■ WHAT THE EXERCISE ASKS: Without the images, print all the entries below exactly as given.

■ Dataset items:
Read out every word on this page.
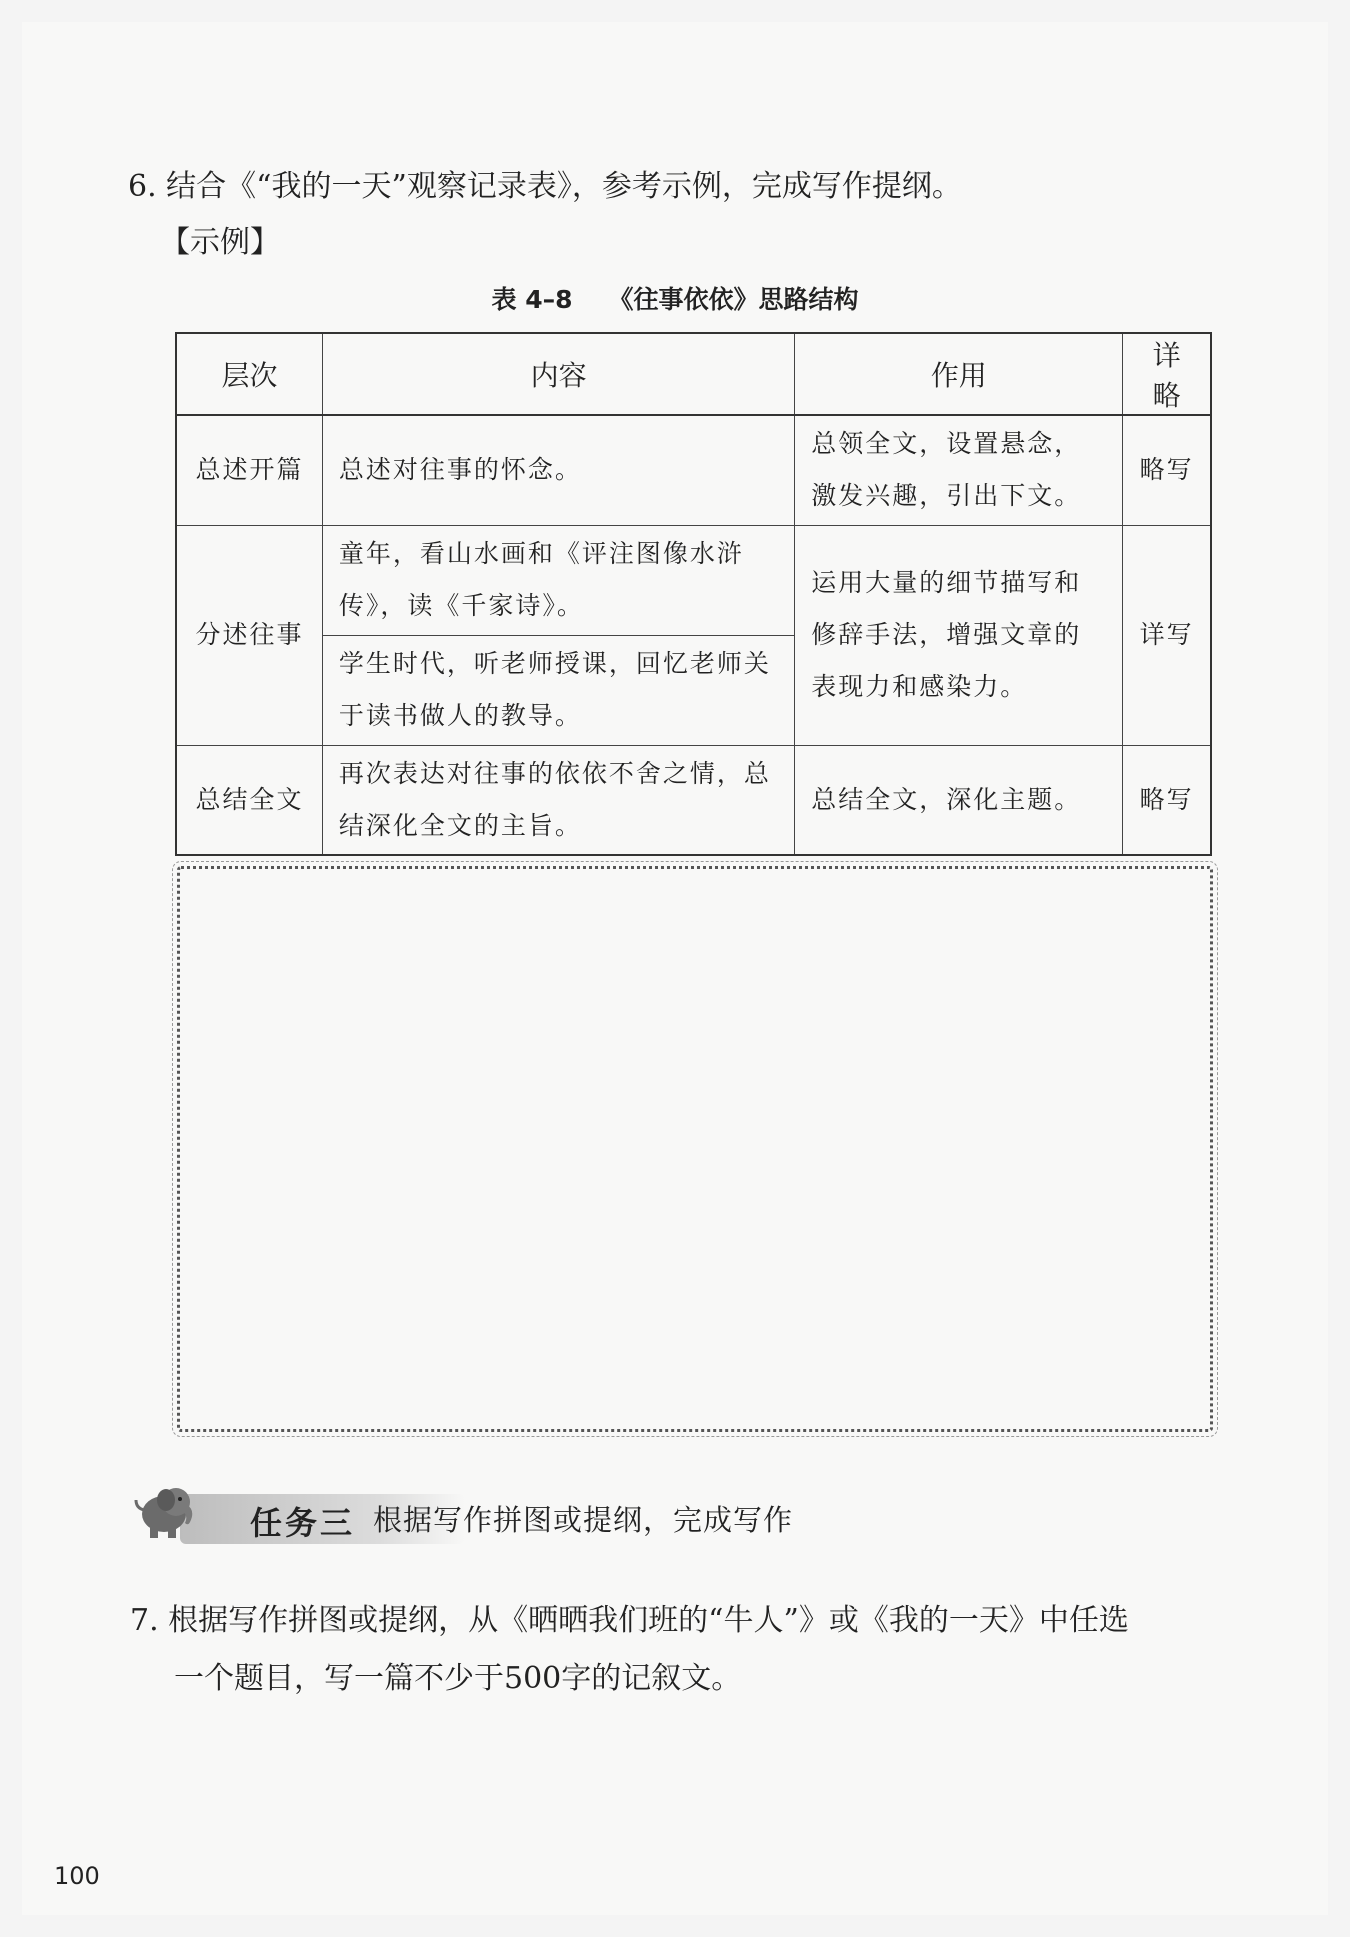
6. 结合《“我的一天”观察记录表》，参考示例，完成写作提纲。
【示例】
表 4–8 《往事依依》思路结构
层次	内容	作用	详略
总述开篇	总述对往事的怀念。	总领全文，设置悬念，激发兴趣，引出下文。	略写
分述往事	童年，看山水画和《评注图像水浒传》，读《千家诗》。	运用大量的细节描写和修辞手法，增强文章的表现力和感染力。	详写
	学生时代，听老师授课，回忆老师关于读书做人的教导。		
总结全文	再次表达对往事的依依不舍之情，总结深化全文的主旨。	总结全文，深化主题。	略写
任务三 根据写作拼图或提纲，完成写作
7. 根据写作拼图或提纲，从《晒晒我们班的“牛人”》或《我的一天》中任选
一个题目，写一篇不少于500字的记叙文。
100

■ ANSWER TO THIS TASK:
Read out every word on this page.
6. 结合《“我的一天”观察记录表》，参考示例，完成写作提纲。
【示例】
表 4–8 《往事依依》思路结构
层次	内容	作用	详略
总述开篇	总述对往事的怀念。	总领全文，设置悬念，激发兴趣，引出下文。	略写
分述往事	童年，看山水画和《评注图像水浒传》，读《千家诗》。	运用大量的细节描写和修辞手法，增强文章的表现力和感染力。	详写
	学生时代，听老师授课，回忆老师关于读书做人的教导。		
总结全文	再次表达对往事的依依不舍之情，总结深化全文的主旨。	总结全文，深化主题。	略写
任务三 根据写作拼图或提纲，完成写作
7. 根据写作拼图或提纲，从《晒晒我们班的“牛人”》或《我的一天》中任选
一个题目，写一篇不少于500字的记叙文。
100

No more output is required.